[取り組む課題]
**A.** 告知事項あり物件についての本文抜粋から、「不動産投資では、いかに安く物件を入手するかが非常に重要なポイントとなります。」を含む箇所を起点とし、「出されていることがあります。」の直後で終わるまでの部分を一字一句変えずに書き写しなさい。
**B.** 告知事項あり物件についての本文抜粋によると、筆者はどこで何を経営しているか。
**C.** 告知事項あり物件についての本文抜粋では、不動産投資で物件をいかに安く入手するかが重要だとされている。その理由を本文に即して一〜三文で説明しなさい。
=== 本文抜粋 ===
こんにちは。
仙台で小さなアパートを経営しているhayasakaです。
不動産投資では、いかに安く物件を入手するかが非常に重要なポイントとなります。
物件が安ければ安いほど、自己資金の割合が高まり、ローンの返済比率を抑えられることから、少々の空室や家賃低下にも耐えられるからです。
しかし、不動産には掘り出し物はないと言われる通り、安い物件は立地環境の問題や、建物の老朽化などの問題を抱えている場合がほとんど。
そんな中、立地環境が申し分なく、建物も比較的新しいのに格安な物件が売りに出されていることがあります。
備考欄に「告知事項あり」と明記されているような物件です。
今回は、この「告知事項あり物件」の概要や注意点を掘り下げたいと思います。
今回も、落語風の問答にしてみましたので気軽に読んでください。
ご隠居:アパート投資に明るい、横丁の物知りご隠居
熊さん:大家さん稼業を夢見る少しだけテンネンな大工さん
【ご隠居と熊さんの不動産投資珍問答】
「告知事項あり物件」は福の神か、貧乏神か?
目次
「告知事項あり」とは
“告知事項あり”に該当する物件
ガラッ!
ご、ご隠居!
つつ、遂に、掘り出しもんの物件を見つけたぜ!!
またかい?熊さん。
“不動産に掘り出し物なし”と何度も言っているのに、懲りない人だねぇ…
それがあったんだよ!
=== 提供資料 ===
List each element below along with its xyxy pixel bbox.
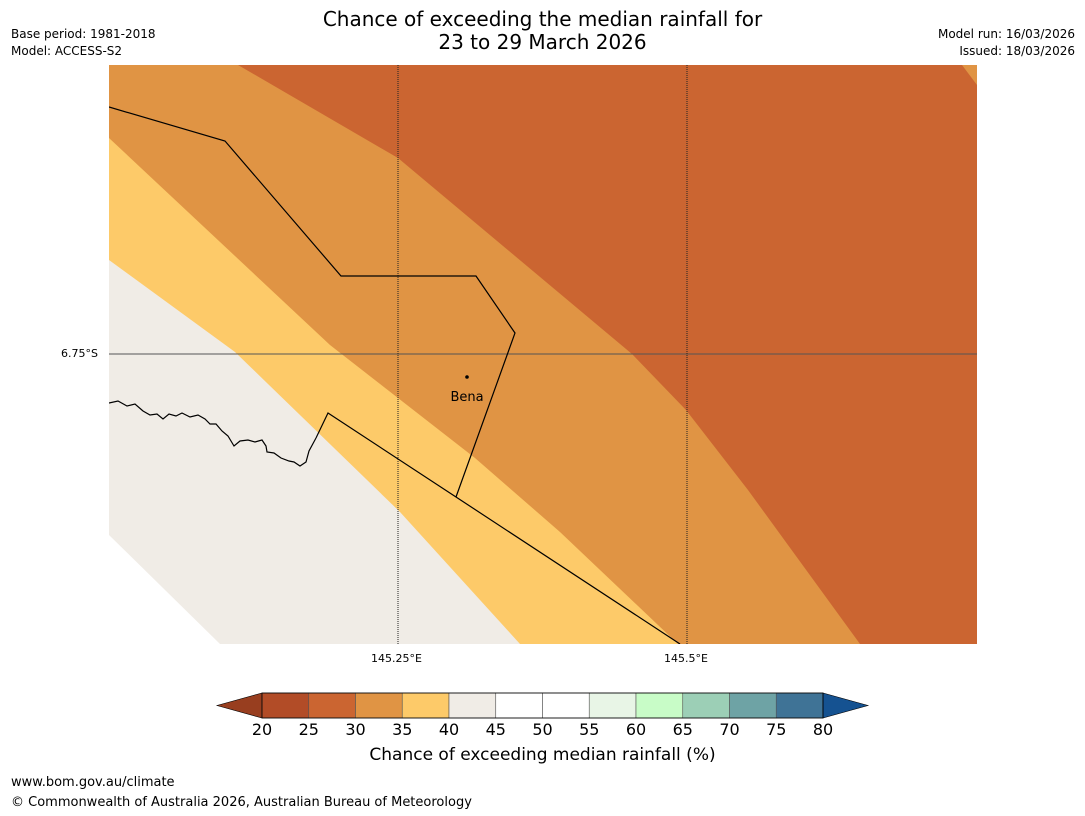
===
[各課題の解答]
**A.**
不動産投資では、いかに安く物件を入手するかが非常に重要なポイントとなります。
物件が安ければ安いほど、自己資金の割合が高まり、ローンの返済比率を抑えられることから、少々の空室や家賃低下にも耐えられるからです。
しかし、不動産には掘り出し物はないと言われる通り、安い物件は立地環境の問題や、建物の老朽化などの問題を抱えている場合がほとんど。
そんな中、立地環境が申し分なく、建物も比較的新しいのに格安な物件が売りに出されていることがあります。

**B.** 仙台で小さなアパートを経営している。

**C.** 物件が安いほど自己資金の割合が高まり、ローンの返済比率を抑えられる。そのため、少々の空室や家賃の低下にも耐えられるからである。